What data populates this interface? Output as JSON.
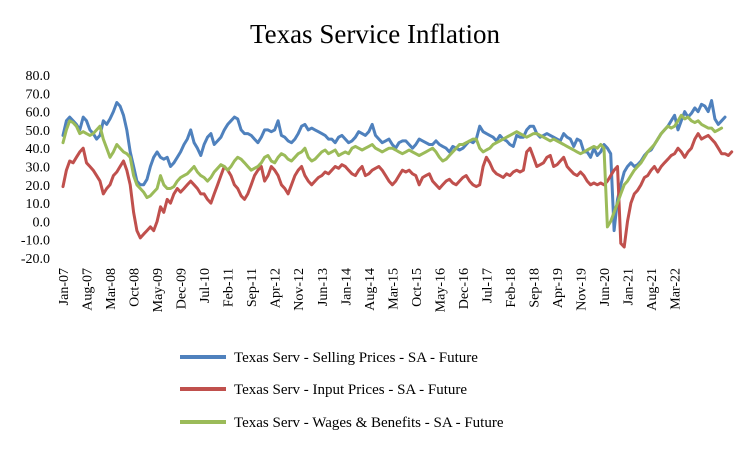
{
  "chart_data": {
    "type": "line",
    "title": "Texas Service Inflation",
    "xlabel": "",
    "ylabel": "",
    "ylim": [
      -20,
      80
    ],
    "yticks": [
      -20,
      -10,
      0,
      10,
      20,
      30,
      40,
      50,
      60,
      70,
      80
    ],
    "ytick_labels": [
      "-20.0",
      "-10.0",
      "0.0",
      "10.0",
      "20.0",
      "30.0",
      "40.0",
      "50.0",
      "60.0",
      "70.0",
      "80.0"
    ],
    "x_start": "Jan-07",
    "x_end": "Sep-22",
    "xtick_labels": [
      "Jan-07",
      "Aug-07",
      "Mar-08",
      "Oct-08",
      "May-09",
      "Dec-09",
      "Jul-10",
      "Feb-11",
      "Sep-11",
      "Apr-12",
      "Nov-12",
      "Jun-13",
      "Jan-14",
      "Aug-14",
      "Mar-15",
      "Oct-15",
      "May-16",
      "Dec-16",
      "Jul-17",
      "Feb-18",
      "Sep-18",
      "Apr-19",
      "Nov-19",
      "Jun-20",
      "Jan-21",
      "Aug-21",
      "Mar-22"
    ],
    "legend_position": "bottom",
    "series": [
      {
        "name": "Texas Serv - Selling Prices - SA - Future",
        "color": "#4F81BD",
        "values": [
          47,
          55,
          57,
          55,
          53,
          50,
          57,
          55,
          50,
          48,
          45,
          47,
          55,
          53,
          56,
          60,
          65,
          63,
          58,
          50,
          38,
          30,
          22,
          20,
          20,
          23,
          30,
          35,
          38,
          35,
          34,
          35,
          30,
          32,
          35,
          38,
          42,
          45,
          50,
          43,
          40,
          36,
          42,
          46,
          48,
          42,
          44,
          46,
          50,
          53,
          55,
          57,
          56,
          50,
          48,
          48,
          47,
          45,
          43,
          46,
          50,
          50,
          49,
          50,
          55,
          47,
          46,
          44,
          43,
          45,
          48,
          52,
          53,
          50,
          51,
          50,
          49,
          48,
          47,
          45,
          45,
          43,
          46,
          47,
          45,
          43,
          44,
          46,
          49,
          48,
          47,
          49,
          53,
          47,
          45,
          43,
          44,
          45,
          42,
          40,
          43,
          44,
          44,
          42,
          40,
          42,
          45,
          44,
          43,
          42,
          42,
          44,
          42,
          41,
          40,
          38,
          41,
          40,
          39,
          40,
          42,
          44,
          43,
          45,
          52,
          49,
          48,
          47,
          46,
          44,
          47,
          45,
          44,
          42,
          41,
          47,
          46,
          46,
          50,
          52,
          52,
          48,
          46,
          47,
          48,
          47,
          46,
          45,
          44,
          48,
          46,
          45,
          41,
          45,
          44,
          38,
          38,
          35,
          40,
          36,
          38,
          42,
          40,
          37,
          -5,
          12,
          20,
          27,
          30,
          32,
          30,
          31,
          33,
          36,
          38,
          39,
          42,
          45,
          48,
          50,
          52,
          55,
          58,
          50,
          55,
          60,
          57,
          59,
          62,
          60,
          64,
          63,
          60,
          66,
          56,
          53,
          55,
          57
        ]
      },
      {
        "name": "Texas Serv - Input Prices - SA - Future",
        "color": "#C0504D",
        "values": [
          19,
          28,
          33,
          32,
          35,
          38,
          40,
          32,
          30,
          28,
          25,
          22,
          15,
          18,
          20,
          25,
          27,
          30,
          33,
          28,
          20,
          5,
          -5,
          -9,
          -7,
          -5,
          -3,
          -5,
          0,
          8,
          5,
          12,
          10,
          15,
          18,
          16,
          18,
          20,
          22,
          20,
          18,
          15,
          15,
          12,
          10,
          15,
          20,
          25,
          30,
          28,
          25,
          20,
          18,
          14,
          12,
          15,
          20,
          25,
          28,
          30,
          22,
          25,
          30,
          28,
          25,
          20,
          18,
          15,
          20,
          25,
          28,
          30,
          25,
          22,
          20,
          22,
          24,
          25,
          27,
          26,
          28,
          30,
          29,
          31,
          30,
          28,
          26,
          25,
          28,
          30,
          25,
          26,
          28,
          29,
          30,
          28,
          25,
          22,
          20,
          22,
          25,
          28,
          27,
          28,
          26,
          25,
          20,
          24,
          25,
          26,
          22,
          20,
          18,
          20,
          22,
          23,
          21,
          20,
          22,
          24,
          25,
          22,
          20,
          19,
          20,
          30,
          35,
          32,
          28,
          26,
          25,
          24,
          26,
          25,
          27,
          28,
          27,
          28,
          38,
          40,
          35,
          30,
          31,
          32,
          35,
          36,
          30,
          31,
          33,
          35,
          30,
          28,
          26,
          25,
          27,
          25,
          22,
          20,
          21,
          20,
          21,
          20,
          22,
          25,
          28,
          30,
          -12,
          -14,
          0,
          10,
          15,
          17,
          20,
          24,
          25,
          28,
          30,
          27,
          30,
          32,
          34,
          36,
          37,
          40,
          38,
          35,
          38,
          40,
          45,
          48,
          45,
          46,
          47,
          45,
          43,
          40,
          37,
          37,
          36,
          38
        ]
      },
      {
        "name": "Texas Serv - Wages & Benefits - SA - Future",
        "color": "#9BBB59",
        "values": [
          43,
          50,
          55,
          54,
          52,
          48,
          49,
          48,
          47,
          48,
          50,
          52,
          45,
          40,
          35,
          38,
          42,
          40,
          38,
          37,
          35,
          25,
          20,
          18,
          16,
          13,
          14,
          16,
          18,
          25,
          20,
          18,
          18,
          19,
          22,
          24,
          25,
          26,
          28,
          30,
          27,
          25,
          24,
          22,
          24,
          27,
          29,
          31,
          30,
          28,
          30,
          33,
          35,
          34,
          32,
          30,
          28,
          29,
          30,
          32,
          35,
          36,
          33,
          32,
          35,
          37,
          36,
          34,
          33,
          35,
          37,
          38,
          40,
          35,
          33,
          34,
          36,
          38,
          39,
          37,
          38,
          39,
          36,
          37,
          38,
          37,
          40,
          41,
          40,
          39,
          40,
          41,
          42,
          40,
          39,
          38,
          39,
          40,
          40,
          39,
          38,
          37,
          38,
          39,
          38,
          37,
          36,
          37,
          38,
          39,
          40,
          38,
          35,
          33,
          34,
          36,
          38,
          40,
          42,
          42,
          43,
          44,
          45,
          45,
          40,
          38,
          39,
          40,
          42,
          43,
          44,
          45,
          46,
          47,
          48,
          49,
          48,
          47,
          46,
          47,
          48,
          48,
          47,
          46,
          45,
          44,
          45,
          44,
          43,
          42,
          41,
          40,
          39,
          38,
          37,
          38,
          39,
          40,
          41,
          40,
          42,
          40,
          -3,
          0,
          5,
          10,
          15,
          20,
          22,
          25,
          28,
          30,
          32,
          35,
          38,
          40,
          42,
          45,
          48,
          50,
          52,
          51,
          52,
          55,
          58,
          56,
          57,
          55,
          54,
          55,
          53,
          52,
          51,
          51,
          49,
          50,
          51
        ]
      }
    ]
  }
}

══════════

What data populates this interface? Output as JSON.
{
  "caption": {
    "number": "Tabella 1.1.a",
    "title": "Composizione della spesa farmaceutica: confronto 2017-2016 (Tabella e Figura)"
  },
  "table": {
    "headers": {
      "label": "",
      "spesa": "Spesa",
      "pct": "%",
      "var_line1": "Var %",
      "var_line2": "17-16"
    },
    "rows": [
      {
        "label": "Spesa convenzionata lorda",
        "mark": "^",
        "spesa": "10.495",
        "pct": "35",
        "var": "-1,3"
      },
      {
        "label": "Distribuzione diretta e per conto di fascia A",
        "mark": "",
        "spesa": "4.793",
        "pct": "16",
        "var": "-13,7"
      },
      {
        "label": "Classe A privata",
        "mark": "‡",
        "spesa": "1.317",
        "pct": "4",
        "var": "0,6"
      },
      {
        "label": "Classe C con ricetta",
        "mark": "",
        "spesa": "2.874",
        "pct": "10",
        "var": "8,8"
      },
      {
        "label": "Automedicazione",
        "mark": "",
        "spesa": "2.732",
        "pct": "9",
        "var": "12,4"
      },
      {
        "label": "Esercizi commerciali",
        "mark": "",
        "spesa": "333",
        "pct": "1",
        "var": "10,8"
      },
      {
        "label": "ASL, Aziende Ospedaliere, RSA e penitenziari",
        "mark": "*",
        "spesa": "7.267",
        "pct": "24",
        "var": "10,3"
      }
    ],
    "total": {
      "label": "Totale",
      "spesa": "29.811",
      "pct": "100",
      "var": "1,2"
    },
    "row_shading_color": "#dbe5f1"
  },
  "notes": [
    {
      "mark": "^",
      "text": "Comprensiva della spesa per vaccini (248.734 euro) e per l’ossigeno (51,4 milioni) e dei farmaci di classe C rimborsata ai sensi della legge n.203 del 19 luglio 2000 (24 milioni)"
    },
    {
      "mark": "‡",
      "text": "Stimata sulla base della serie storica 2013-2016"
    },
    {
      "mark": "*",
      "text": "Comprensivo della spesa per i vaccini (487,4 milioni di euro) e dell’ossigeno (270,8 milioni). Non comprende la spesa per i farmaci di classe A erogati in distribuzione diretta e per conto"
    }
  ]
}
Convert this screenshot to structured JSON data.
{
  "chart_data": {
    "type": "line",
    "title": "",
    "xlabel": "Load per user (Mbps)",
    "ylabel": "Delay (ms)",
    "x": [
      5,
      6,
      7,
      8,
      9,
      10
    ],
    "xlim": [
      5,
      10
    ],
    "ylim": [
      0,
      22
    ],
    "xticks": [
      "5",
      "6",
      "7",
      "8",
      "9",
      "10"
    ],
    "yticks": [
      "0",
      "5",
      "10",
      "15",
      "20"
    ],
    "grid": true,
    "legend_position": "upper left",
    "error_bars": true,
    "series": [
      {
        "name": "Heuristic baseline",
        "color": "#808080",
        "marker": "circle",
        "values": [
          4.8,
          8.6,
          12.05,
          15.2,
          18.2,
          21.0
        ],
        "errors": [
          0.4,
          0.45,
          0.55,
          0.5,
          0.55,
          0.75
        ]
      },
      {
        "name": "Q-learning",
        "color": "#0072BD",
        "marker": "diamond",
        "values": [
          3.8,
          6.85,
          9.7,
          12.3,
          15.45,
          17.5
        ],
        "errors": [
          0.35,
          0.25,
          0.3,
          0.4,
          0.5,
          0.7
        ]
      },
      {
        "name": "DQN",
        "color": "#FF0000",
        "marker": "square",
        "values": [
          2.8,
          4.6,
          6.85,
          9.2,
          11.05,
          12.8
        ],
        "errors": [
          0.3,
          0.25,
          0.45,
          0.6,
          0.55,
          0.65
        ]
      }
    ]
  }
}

══════════

Given problem ::
Wherever a line in the data above holds "marker", copy that line.

Solution below ::
        "marker": "circle",
        "marker": "diamond",
        "marker": "square",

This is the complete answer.